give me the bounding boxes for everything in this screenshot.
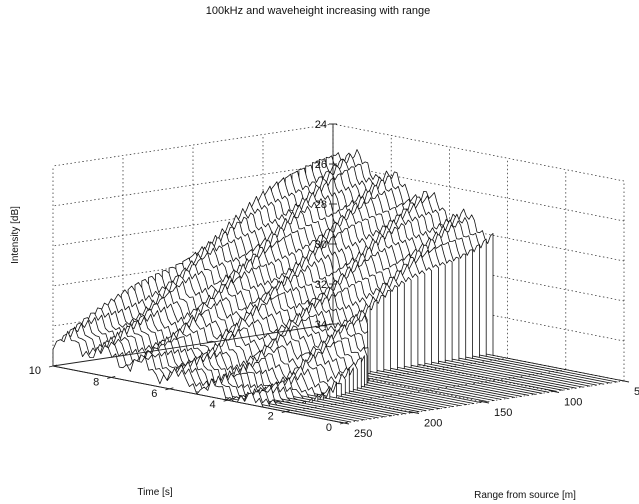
surface-ridge (161, 269, 454, 407)
time-tick-mark (165, 387, 174, 391)
time-tick-mark (281, 410, 290, 414)
range-tick-mark (408, 411, 420, 414)
y-axis-label: Time [s] (137, 487, 172, 498)
range-tick-mark (338, 421, 350, 425)
z-tick-label: 26 (315, 159, 327, 171)
time-tick-label: 4 (209, 399, 215, 411)
time-tick-label: 10 (29, 365, 41, 377)
surface-ridge (127, 285, 420, 413)
surface-ridge (155, 273, 447, 408)
gridline-back-z (332, 123, 625, 182)
time-axis-line (52, 323, 334, 367)
z-tick-label: 32 (315, 279, 327, 291)
z-tick-label: 24 (315, 119, 327, 131)
axes-frame (52, 124, 345, 424)
range-tick-label: 50 (634, 386, 639, 398)
range-tick-mark (548, 390, 560, 393)
range-axis-line (52, 365, 345, 424)
surface-ridge (175, 257, 468, 405)
range-tick-mark (618, 379, 630, 383)
range-tick-label: 250 (354, 428, 372, 440)
z-tick-label: 34 (315, 319, 327, 331)
time-axis-ticks: 0 2 4 6 8 10 (29, 364, 349, 434)
time-tick-label: 6 (151, 388, 157, 400)
range-tick-mark (478, 400, 490, 404)
surface-ridge (168, 264, 461, 406)
time-tick-label: 2 (268, 411, 274, 423)
z-tick-label: 30 (315, 239, 327, 251)
surface (52, 149, 625, 424)
surface-ridge (141, 279, 434, 411)
surface-ridge (148, 276, 440, 410)
time-tick-mark (48, 364, 58, 368)
range-tick-label: 150 (494, 407, 512, 419)
time-tick-mark (107, 375, 116, 379)
gridline-back-z (332, 163, 625, 222)
chart-title: 100kHz and waveheight increasing with ra… (206, 5, 430, 17)
range-tick-label: 100 (564, 397, 582, 409)
z-axis-ticks: 24 26 28 30 32 34 (315, 119, 337, 331)
range-axis-ticks: 50 100 150 200 250 (338, 379, 639, 440)
range-tick-label: 200 (424, 418, 442, 430)
time-tick-label: 8 (93, 376, 99, 388)
z-axis-label: Intensity [dB] (10, 206, 21, 264)
surface-ridge (134, 282, 427, 412)
z-tick-label: 28 (315, 199, 327, 211)
time-tick-label: 0 (326, 422, 332, 434)
time-tick-mark (223, 398, 232, 402)
x-axis-label: Range from source [m] (474, 490, 576, 501)
surface-ridge (120, 289, 413, 414)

== == ==

=== DIRECTIONS ===
Can you rewrite the lines above, replacing every "surface-ridge" with "wave-crest", keeping everything else unchanged and leaving the pictures out?

=== ANSWER ===
give me the bounding boxes for everything in this screenshot.
wave-crest (161, 269, 454, 407)
time-tick-mark (165, 387, 174, 391)
time-tick-mark (281, 410, 290, 414)
range-tick-mark (408, 411, 420, 414)
y-axis-label: Time [s] (137, 487, 172, 498)
range-tick-mark (338, 421, 350, 425)
z-tick-label: 26 (315, 159, 327, 171)
time-tick-label: 4 (209, 399, 215, 411)
time-tick-label: 10 (29, 365, 41, 377)
wave-crest (127, 285, 420, 413)
wave-crest (155, 273, 447, 408)
gridline-back-z (332, 123, 625, 182)
time-axis-line (52, 323, 334, 367)
z-tick-label: 32 (315, 279, 327, 291)
z-tick-label: 24 (315, 119, 327, 131)
axes-frame (52, 124, 345, 424)
range-tick-label: 50 (634, 386, 639, 398)
range-tick-mark (548, 390, 560, 393)
range-axis-line (52, 365, 345, 424)
wave-crest (175, 257, 468, 405)
range-tick-mark (618, 379, 630, 383)
range-tick-label: 250 (354, 428, 372, 440)
z-tick-label: 34 (315, 319, 327, 331)
time-axis-ticks: 0 2 4 6 8 10 (29, 364, 349, 434)
time-tick-label: 6 (151, 388, 157, 400)
range-tick-mark (478, 400, 490, 404)
wave-crest (168, 264, 461, 406)
time-tick-label: 2 (268, 411, 274, 423)
z-tick-label: 30 (315, 239, 327, 251)
surface (52, 149, 625, 424)
wave-crest (141, 279, 434, 411)
wave-crest (148, 276, 440, 410)
time-tick-mark (48, 364, 58, 368)
range-tick-label: 150 (494, 407, 512, 419)
time-tick-mark (107, 375, 116, 379)
gridline-back-z (332, 163, 625, 222)
chart-title: 100kHz and waveheight increasing with ra… (206, 5, 430, 17)
range-tick-label: 100 (564, 397, 582, 409)
z-axis-ticks: 24 26 28 30 32 34 (315, 119, 337, 331)
range-axis-ticks: 50 100 150 200 250 (338, 379, 639, 440)
range-tick-label: 200 (424, 418, 442, 430)
time-tick-label: 8 (93, 376, 99, 388)
z-axis-label: Intensity [dB] (10, 206, 21, 264)
wave-crest (134, 282, 427, 412)
z-tick-label: 28 (315, 199, 327, 211)
time-tick-label: 0 (326, 422, 332, 434)
time-tick-mark (223, 398, 232, 402)
x-axis-label: Range from source [m] (474, 490, 576, 501)
wave-crest (120, 289, 413, 414)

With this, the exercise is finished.